**The exercise:**
Return the records in full, exactly as given.

Data entries:
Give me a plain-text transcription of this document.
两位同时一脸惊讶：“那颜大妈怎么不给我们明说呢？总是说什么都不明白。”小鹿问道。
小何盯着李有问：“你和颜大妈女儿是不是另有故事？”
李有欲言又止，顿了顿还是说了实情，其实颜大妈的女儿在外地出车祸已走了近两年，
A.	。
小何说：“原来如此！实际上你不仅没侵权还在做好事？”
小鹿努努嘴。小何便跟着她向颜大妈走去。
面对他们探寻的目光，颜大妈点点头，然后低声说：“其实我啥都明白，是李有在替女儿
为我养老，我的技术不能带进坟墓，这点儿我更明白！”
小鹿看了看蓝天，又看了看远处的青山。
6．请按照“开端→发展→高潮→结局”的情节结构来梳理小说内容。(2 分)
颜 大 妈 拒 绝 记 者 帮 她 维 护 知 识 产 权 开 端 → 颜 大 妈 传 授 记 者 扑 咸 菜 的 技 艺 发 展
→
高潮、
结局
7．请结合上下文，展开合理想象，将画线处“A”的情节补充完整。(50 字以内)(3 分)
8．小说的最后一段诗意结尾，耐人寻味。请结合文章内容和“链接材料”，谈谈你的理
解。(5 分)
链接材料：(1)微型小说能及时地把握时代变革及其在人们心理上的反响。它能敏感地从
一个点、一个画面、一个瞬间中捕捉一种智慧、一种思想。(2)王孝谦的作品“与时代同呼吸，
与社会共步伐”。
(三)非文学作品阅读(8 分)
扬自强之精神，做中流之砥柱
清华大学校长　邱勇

**Exercise result:**
Give me a plain-text transcription of this document.
两位同时一脸惊讶：“那颜大妈怎么不给我们明说呢？总是说什么都不明白。”小鹿问道。
小何盯着李有问：“你和颜大妈女儿是不是另有故事？”
李有欲言又止，顿了顿还是说了实情，其实颜大妈的女儿在外地出车祸已走了近两年，
A.	。
小何说：“原来如此！实际上你不仅没侵权还在做好事？”
小鹿努努嘴。小何便跟着她向颜大妈走去。
面对他们探寻的目光，颜大妈点点头，然后低声说：“其实我啥都明白，是李有在替女儿
为我养老，我的技术不能带进坟墓，这点儿我更明白！”
小鹿看了看蓝天，又看了看远处的青山。
6．请按照“开端→发展→高潮→结局”的情节结构来梳理小说内容。(2 分)
颜 大 妈 拒 绝 记 者 帮 她 维 护 知 识 产 权 开 端 → 颜 大 妈 传 授 记 者 扑 咸 菜 的 技 艺 发 展
→
高潮、
结局
7．请结合上下文，展开合理想象，将画线处“A”的情节补充完整。(50 字以内)(3 分)
8．小说的最后一段诗意结尾，耐人寻味。请结合文章内容和“链接材料”，谈谈你的理
解。(5 分)
链接材料：(1)微型小说能及时地把握时代变革及其在人们心理上的反响。它能敏感地从
一个点、一个画面、一个瞬间中捕捉一种智慧、一种思想。(2)王孝谦的作品“与时代同呼吸，
与社会共步伐”。
(三)非文学作品阅读(8 分)
扬自强之精神，做中流之砥柱
清华大学校长　邱勇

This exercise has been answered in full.